▸ Directive
Return a copy of each line that holds the string "JSON".

▸ Records for this exercise
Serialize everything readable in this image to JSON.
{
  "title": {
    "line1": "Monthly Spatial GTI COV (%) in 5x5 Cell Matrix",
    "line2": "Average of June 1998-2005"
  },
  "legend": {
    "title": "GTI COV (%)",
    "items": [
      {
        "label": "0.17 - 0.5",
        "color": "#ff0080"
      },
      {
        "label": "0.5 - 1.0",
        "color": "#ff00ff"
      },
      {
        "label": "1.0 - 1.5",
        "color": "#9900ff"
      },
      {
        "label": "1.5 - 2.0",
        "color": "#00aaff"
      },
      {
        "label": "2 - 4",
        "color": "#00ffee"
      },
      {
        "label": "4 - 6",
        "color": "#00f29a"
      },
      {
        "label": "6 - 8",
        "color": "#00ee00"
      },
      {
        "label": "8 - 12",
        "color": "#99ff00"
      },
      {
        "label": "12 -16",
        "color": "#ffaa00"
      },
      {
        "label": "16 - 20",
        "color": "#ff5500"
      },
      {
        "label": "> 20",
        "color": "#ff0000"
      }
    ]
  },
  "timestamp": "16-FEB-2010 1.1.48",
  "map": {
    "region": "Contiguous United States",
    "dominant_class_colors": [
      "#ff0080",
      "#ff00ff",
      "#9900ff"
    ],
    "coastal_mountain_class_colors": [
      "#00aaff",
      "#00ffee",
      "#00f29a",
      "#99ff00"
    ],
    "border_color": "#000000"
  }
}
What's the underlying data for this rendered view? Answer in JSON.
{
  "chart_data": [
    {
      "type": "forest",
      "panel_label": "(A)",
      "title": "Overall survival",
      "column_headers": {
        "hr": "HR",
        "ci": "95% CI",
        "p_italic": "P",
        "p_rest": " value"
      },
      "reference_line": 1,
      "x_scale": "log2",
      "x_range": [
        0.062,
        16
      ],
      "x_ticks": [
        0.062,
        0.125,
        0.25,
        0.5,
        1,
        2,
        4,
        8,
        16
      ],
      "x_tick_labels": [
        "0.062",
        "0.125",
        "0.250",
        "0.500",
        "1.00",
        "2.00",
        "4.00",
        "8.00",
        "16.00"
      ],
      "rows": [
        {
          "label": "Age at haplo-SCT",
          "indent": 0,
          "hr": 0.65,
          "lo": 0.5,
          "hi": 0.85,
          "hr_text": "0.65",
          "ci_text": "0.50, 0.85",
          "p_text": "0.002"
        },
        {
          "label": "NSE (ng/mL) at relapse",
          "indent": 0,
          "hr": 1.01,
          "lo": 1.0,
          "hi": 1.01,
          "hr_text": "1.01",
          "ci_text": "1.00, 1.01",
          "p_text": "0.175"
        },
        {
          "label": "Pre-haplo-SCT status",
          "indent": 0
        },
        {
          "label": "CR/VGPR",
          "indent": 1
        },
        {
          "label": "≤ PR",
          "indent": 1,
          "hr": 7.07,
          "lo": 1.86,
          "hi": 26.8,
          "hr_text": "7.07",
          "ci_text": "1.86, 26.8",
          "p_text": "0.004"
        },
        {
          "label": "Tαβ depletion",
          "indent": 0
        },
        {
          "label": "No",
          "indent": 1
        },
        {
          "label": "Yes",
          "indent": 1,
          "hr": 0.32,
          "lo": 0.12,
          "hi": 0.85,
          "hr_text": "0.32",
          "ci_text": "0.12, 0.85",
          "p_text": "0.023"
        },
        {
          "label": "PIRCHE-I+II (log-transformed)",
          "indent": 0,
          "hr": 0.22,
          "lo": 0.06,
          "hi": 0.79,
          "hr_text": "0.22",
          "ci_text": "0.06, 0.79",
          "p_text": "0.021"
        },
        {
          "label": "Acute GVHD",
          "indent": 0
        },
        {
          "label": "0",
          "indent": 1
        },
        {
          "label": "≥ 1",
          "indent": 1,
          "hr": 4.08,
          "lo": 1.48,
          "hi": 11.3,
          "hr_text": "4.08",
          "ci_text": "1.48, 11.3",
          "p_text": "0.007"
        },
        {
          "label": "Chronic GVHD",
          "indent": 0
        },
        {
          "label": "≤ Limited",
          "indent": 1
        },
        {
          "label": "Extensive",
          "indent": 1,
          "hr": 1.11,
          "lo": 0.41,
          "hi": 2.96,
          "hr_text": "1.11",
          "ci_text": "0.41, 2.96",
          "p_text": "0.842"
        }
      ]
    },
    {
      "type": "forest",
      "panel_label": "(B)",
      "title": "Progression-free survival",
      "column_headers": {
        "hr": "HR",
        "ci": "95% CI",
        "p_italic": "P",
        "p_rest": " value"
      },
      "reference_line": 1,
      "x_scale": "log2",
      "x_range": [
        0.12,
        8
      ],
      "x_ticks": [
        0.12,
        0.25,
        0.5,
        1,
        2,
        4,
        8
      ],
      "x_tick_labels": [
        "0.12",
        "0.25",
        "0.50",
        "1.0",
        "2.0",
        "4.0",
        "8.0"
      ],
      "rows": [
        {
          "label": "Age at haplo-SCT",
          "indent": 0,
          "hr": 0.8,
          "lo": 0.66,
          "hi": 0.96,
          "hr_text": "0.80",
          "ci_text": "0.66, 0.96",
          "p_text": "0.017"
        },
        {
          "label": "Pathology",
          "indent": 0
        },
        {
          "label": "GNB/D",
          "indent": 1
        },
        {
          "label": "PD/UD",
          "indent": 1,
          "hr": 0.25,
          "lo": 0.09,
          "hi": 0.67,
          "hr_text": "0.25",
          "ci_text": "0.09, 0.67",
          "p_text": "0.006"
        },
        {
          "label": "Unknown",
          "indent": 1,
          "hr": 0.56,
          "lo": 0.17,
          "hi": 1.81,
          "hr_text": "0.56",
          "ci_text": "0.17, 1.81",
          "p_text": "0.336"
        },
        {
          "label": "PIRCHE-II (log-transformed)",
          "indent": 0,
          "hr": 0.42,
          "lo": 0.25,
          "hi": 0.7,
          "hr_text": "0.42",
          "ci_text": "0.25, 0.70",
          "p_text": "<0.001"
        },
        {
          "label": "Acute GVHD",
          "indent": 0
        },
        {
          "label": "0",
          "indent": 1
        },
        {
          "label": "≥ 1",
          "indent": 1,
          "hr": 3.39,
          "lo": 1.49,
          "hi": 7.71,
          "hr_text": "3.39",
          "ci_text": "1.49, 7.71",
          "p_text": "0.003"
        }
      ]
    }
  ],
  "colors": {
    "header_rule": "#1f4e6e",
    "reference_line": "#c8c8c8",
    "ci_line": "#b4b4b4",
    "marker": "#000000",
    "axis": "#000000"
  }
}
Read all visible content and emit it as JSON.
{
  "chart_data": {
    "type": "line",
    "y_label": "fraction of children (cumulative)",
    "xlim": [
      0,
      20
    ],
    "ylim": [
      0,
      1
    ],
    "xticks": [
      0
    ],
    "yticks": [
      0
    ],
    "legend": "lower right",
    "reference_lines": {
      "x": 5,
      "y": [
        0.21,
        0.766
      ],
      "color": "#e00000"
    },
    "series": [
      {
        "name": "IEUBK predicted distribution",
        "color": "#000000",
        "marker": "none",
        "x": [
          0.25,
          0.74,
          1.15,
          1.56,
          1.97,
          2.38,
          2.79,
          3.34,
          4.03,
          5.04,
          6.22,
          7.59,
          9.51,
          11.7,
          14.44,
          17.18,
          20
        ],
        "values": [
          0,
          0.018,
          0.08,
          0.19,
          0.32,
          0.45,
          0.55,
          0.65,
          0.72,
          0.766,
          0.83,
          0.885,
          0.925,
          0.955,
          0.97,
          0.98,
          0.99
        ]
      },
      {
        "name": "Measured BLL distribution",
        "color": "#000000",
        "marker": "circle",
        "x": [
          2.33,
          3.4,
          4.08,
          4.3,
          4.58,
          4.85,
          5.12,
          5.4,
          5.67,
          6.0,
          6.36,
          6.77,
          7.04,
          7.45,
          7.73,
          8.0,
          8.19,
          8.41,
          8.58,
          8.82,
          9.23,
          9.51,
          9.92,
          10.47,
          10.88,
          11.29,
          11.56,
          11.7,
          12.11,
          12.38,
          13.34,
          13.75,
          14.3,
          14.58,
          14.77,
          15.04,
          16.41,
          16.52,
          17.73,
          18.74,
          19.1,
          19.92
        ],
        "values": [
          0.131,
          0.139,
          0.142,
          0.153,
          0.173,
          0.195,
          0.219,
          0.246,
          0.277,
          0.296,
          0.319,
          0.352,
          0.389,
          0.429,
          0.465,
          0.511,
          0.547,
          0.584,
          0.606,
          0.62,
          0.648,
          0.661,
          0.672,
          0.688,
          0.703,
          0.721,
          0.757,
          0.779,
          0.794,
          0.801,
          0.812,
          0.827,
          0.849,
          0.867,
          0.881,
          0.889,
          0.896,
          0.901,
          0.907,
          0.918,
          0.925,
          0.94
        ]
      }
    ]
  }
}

▸ Response
Serialize everything readable in this image to JSON.
What's the underlying data for this rendered view? Answer in JSON.
Read all visible content and emit it as JSON.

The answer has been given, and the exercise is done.